+++ Input material

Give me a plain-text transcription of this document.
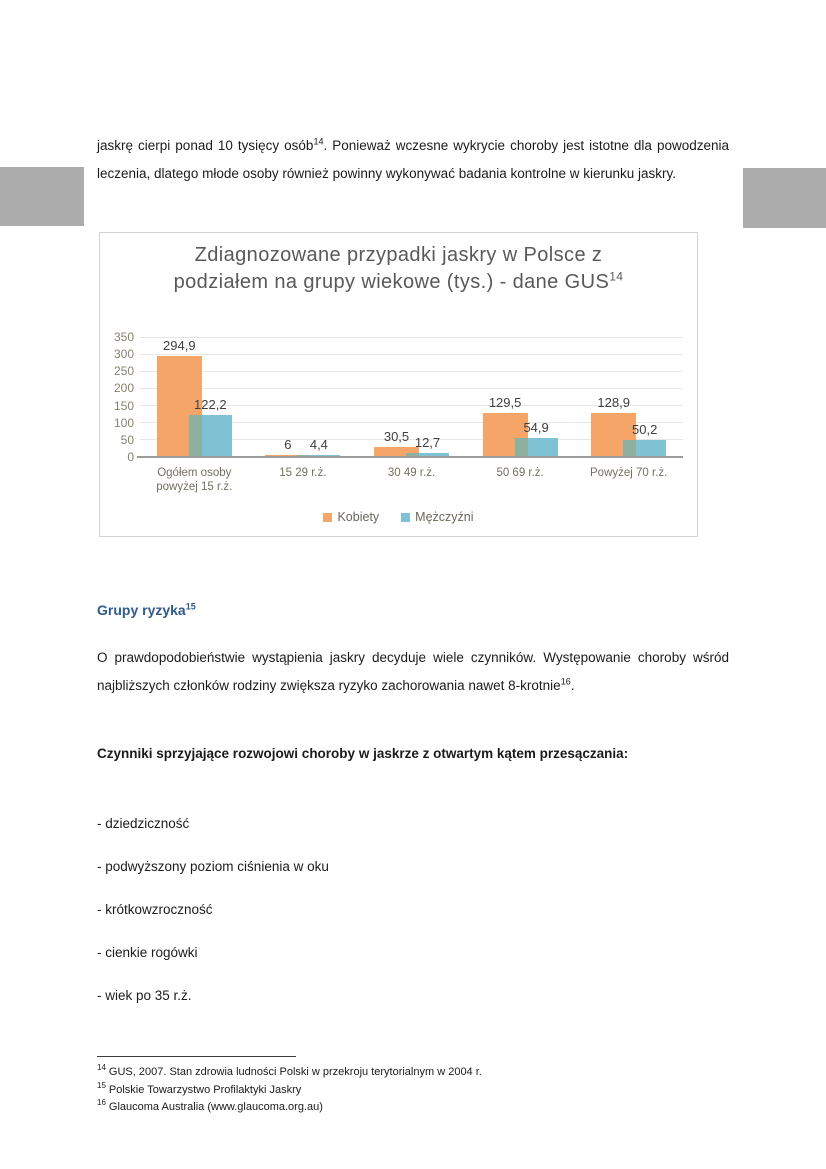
jaskrę cierpi ponad 10 tysięcy osób$^{14}$. Ponieważ wczesne wykrycie choroby jest istotne dla powodzenia leczenia, dlatego młode osoby również powinny wykonywać badania kontrolne w kierunku jaskry.

Zdiagnozowane przypadki jaskry w Polsce z podziałem na grupy wiekowe (tys.) - dane GUS$^{14}$
0
50
100
150
200
250
300
350
294,9
122,2
Ogółem osoby powyżej 15 r.ż.
6	4,4
15 29 r.ż.
30,5 12,7
30 49 r.ż.
129,5
54,9
50 69 r.ż.
128,9
50,2
Powyżej 70 r.ż.
Kobiety	Mężczyźni
Grupy ryzyka$^{15}$

O prawdopodobieństwie wystąpienia jaskry decyduje wiele czynników. Występowanie choroby wśród najbliższych członków rodziny zwiększa ryzyko zachorowania nawet 8-krotnie$^{16}$.

Czynniki sprzyjające rozwojowi choroby w jaskrze z otwartym kątem przesączania:

- dziedziczność

- podwyższony poziom ciśnienia w oku

- krótkowzroczność

- cienkie rogówki

- wiek po 35 r.ż.

$^{14}$ GUS, 2007. Stan zdrowia ludności Polski w przekroju terytorialnym w 2004 r.

$^{15}$ Polskie Towarzystwo Profilaktyki Jaskry

$^{16}$ Glaucoma Australia (www.glaucoma.org.au)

++++++

Your instructions
Check every line of the data above for the string "osoby", and copy those that have it.

Answer for this exercise
jaskrę cierpi ponad 10 tysięcy osób$^{14}$. Ponieważ wczesne wykrycie choroby jest istotne dla powodzenia leczenia, dlatego młode osoby również powinny wykonywać badania kontrolne w kierunku jaskry.
Ogółem osoby powyżej 15 r.ż.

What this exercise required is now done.